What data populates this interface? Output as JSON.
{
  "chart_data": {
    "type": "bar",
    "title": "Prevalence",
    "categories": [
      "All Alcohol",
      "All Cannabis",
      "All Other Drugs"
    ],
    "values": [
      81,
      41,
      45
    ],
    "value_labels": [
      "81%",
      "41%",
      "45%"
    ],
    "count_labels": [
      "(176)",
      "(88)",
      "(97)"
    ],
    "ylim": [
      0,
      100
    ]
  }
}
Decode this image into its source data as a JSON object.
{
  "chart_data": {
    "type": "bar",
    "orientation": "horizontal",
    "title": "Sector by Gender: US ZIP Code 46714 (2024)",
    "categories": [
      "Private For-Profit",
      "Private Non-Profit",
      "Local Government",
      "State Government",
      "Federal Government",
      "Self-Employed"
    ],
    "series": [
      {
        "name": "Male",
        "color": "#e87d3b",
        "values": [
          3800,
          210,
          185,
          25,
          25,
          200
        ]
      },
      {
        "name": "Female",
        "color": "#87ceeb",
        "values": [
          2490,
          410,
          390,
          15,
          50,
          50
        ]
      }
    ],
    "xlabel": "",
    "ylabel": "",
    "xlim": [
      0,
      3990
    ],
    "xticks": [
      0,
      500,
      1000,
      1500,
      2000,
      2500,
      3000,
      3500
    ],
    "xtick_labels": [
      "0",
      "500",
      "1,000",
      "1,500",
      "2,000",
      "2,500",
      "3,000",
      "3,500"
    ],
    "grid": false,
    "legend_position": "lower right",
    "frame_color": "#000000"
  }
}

## Goal of the exercise:
Every entry needs to be retyped exactly.

## Response to the exercise:
What data populates this interface? Output as JSON.
{
  "chart_data": {
    "type": "bar",
    "title": "Prevalence",
    "categories": [
      "All Alcohol",
      "All Cannabis",
      "All Other Drugs"
    ],
    "values": [
      81,
      41,
      45
    ],
    "value_labels": [
      "81%",
      "41%",
      "45%"
    ],
    "count_labels": [
      "(176)",
      "(88)",
      "(97)"
    ],
    "ylim": [
      0,
      100
    ]
  }
}
Decode this image into its source data as a JSON object.
{
  "chart_data": {
    "type": "bar",
    "orientation": "horizontal",
    "title": "Sector by Gender: US ZIP Code 46714 (2024)",
    "categories": [
      "Private For-Profit",
      "Private Non-Profit",
      "Local Government",
      "State Government",
      "Federal Government",
      "Self-Employed"
    ],
    "series": [
      {
        "name": "Male",
        "color": "#e87d3b",
        "values": [
          3800,
          210,
          185,
          25,
          25,
          200
        ]
      },
      {
        "name": "Female",
        "color": "#87ceeb",
        "values": [
          2490,
          410,
          390,
          15,
          50,
          50
        ]
      }
    ],
    "xlabel": "",
    "ylabel": "",
    "xlim": [
      0,
      3990
    ],
    "xticks": [
      0,
      500,
      1000,
      1500,
      2000,
      2500,
      3000,
      3500
    ],
    "xtick_labels": [
      "0",
      "500",
      "1,000",
      "1,500",
      "2,000",
      "2,500",
      "3,000",
      "3,500"
    ],
    "grid": false,
    "legend_position": "lower right",
    "frame_color": "#000000"
  }
}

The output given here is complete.